_WHAT YOU HAVE TO DO_. Restate all the data exactly, so that each line is the same as before.

_AVAILABLE RECORDS_.

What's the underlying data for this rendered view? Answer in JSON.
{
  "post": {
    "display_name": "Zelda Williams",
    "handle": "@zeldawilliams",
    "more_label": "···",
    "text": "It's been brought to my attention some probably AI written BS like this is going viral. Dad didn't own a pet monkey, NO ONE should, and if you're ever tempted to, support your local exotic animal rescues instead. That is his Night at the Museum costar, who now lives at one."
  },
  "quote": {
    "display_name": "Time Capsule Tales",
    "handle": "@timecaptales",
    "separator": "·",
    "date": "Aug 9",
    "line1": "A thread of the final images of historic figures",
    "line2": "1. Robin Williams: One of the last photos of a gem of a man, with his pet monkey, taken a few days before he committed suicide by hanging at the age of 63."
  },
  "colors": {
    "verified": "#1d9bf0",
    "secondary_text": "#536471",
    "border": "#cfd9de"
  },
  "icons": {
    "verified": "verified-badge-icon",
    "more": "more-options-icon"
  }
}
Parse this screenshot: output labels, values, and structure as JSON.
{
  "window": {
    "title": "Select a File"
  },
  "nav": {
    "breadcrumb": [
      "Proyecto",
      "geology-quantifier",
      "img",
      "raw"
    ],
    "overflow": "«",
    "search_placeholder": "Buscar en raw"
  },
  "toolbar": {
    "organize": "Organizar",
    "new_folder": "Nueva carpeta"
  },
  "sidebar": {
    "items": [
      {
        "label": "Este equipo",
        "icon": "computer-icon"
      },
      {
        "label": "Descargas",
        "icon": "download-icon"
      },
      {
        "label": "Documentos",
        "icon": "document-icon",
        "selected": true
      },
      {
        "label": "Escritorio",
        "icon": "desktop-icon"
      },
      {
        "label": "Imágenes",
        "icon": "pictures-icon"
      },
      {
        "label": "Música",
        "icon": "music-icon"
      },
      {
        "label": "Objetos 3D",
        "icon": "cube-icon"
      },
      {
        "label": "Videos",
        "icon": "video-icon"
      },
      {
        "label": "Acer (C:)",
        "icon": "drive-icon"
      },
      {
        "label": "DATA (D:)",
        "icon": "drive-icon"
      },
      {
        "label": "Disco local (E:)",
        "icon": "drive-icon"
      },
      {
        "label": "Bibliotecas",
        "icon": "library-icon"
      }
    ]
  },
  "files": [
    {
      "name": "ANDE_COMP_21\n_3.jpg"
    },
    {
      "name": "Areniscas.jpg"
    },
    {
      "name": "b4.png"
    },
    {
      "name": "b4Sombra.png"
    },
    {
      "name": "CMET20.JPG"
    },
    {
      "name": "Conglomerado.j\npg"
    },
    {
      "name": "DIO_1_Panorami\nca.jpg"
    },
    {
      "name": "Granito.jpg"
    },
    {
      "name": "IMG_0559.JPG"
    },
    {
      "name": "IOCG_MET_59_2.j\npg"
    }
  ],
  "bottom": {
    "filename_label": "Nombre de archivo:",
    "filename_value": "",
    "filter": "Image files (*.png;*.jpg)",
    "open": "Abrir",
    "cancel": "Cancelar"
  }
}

_RESULT OF THE TASK_.
What's the underlying data for this rendered view? Answer in JSON.
{
  "post": {
    "display_name": "Zelda Williams",
    "handle": "@zeldawilliams",
    "more_label": "···",
    "text": "It's been brought to my attention some probably AI written BS like this is going viral. Dad didn't own a pet monkey, NO ONE should, and if you're ever tempted to, support your local exotic animal rescues instead. That is his Night at the Museum costar, who now lives at one."
  },
  "quote": {
    "display_name": "Time Capsule Tales",
    "handle": "@timecaptales",
    "separator": "·",
    "date": "Aug 9",
    "line1": "A thread of the final images of historic figures",
    "line2": "1. Robin Williams: One of the last photos of a gem of a man, with his pet monkey, taken a few days before he committed suicide by hanging at the age of 63."
  },
  "colors": {
    "verified": "#1d9bf0",
    "secondary_text": "#536471",
    "border": "#cfd9de"
  },
  "icons": {
    "verified": "verified-badge-icon",
    "more": "more-options-icon"
  }
}
Parse this screenshot: output labels, values, and structure as JSON.
{
  "window": {
    "title": "Select a File"
  },
  "nav": {
    "breadcrumb": [
      "Proyecto",
      "geology-quantifier",
      "img",
      "raw"
    ],
    "overflow": "«",
    "search_placeholder": "Buscar en raw"
  },
  "toolbar": {
    "organize": "Organizar",
    "new_folder": "Nueva carpeta"
  },
  "sidebar": {
    "items": [
      {
        "label": "Este equipo",
        "icon": "computer-icon"
      },
      {
        "label": "Descargas",
        "icon": "download-icon"
      },
      {
        "label": "Documentos",
        "icon": "document-icon",
        "selected": true
      },
      {
        "label": "Escritorio",
        "icon": "desktop-icon"
      },
      {
        "label": "Imágenes",
        "icon": "pictures-icon"
      },
      {
        "label": "Música",
        "icon": "music-icon"
      },
      {
        "label": "Objetos 3D",
        "icon": "cube-icon"
      },
      {
        "label": "Videos",
        "icon": "video-icon"
      },
      {
        "label": "Acer (C:)",
        "icon": "drive-icon"
      },
      {
        "label": "DATA (D:)",
        "icon": "drive-icon"
      },
      {
        "label": "Disco local (E:)",
        "icon": "drive-icon"
      },
      {
        "label": "Bibliotecas",
        "icon": "library-icon"
      }
    ]
  },
  "files": [
    {
      "name": "ANDE_COMP_21\n_3.jpg"
    },
    {
      "name": "Areniscas.jpg"
    },
    {
      "name": "b4.png"
    },
    {
      "name": "b4Sombra.png"
    },
    {
      "name": "CMET20.JPG"
    },
    {
      "name": "Conglomerado.j\npg"
    },
    {
      "name": "DIO_1_Panorami\nca.jpg"
    },
    {
      "name": "Granito.jpg"
    },
    {
      "name": "IMG_0559.JPG"
    },
    {
      "name": "IOCG_MET_59_2.j\npg"
    }
  ],
  "bottom": {
    "filename_label": "Nombre de archivo:",
    "filename_value": "",
    "filter": "Image files (*.png;*.jpg)",
    "open": "Abrir",
    "cancel": "Cancelar"
  }
}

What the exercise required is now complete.